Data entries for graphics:

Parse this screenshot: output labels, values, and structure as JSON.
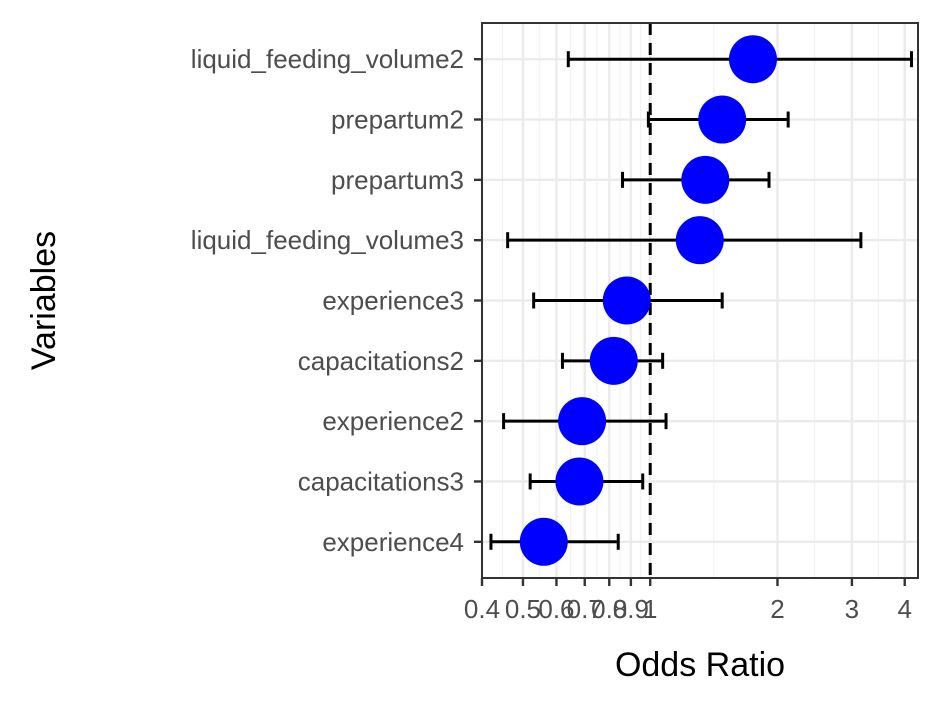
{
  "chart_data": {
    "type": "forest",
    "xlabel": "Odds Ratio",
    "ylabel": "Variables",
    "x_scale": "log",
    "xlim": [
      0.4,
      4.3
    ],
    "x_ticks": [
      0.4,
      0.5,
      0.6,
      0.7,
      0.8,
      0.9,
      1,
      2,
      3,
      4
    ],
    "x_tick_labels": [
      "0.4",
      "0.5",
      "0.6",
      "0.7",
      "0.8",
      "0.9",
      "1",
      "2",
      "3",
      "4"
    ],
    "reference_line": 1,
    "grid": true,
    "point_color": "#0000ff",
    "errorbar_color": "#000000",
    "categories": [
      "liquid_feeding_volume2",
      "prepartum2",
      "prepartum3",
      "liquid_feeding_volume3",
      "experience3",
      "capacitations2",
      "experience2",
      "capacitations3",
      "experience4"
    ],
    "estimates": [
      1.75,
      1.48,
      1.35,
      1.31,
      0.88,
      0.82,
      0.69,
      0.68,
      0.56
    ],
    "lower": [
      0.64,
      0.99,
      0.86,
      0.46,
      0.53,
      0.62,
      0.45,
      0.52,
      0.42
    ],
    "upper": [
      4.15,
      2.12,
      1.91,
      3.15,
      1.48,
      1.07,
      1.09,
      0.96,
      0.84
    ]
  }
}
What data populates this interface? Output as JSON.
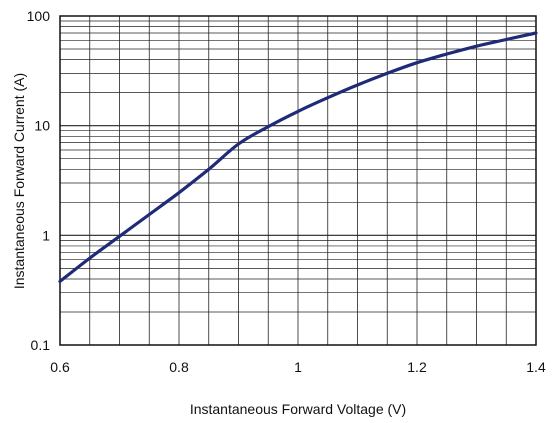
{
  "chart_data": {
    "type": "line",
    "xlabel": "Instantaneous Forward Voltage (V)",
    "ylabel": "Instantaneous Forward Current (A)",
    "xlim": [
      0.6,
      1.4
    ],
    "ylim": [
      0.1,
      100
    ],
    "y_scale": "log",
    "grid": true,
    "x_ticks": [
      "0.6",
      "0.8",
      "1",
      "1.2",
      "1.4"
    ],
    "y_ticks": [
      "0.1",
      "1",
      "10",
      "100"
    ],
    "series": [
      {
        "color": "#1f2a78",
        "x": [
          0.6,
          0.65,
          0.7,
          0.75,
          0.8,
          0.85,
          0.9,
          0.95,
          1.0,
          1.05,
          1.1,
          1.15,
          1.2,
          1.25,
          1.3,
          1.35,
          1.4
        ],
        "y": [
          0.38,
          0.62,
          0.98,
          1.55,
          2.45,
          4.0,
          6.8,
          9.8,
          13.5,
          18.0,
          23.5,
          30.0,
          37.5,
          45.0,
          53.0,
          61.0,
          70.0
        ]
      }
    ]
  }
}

- **Required work**: Repeat the material above verbatim. Leave the pictures behind.

- **Exercise answer**:
Parse this screenshot: output labels, values, and structure as JSON.
{
  "chart_data": {
    "type": "forest",
    "xlabel": "Odds Ratio",
    "ylabel": "Variables",
    "x_scale": "log",
    "xlim": [
      0.4,
      4.3
    ],
    "x_ticks": [
      0.4,
      0.5,
      0.6,
      0.7,
      0.8,
      0.9,
      1,
      2,
      3,
      4
    ],
    "x_tick_labels": [
      "0.4",
      "0.5",
      "0.6",
      "0.7",
      "0.8",
      "0.9",
      "1",
      "2",
      "3",
      "4"
    ],
    "reference_line": 1,
    "grid": true,
    "point_color": "#0000ff",
    "errorbar_color": "#000000",
    "categories": [
      "liquid_feeding_volume2",
      "prepartum2",
      "prepartum3",
      "liquid_feeding_volume3",
      "experience3",
      "capacitations2",
      "experience2",
      "capacitations3",
      "experience4"
    ],
    "estimates": [
      1.75,
      1.48,
      1.35,
      1.31,
      0.88,
      0.82,
      0.69,
      0.68,
      0.56
    ],
    "lower": [
      0.64,
      0.99,
      0.86,
      0.46,
      0.53,
      0.62,
      0.45,
      0.52,
      0.42
    ],
    "upper": [
      4.15,
      2.12,
      1.91,
      3.15,
      1.48,
      1.07,
      1.09,
      0.96,
      0.84
    ]
  }
}
What data populates this interface? Output as JSON.
{
  "chart_data": {
    "type": "line",
    "xlabel": "Instantaneous Forward Voltage (V)",
    "ylabel": "Instantaneous Forward Current (A)",
    "xlim": [
      0.6,
      1.4
    ],
    "ylim": [
      0.1,
      100
    ],
    "y_scale": "log",
    "grid": true,
    "x_ticks": [
      "0.6",
      "0.8",
      "1",
      "1.2",
      "1.4"
    ],
    "y_ticks": [
      "0.1",
      "1",
      "10",
      "100"
    ],
    "series": [
      {
        "color": "#1f2a78",
        "x": [
          0.6,
          0.65,
          0.7,
          0.75,
          0.8,
          0.85,
          0.9,
          0.95,
          1.0,
          1.05,
          1.1,
          1.15,
          1.2,
          1.25,
          1.3,
          1.35,
          1.4
        ],
        "y": [
          0.38,
          0.62,
          0.98,
          1.55,
          2.45,
          4.0,
          6.8,
          9.8,
          13.5,
          18.0,
          23.5,
          30.0,
          37.5,
          45.0,
          53.0,
          61.0,
          70.0
        ]
      }
    ]
  }
}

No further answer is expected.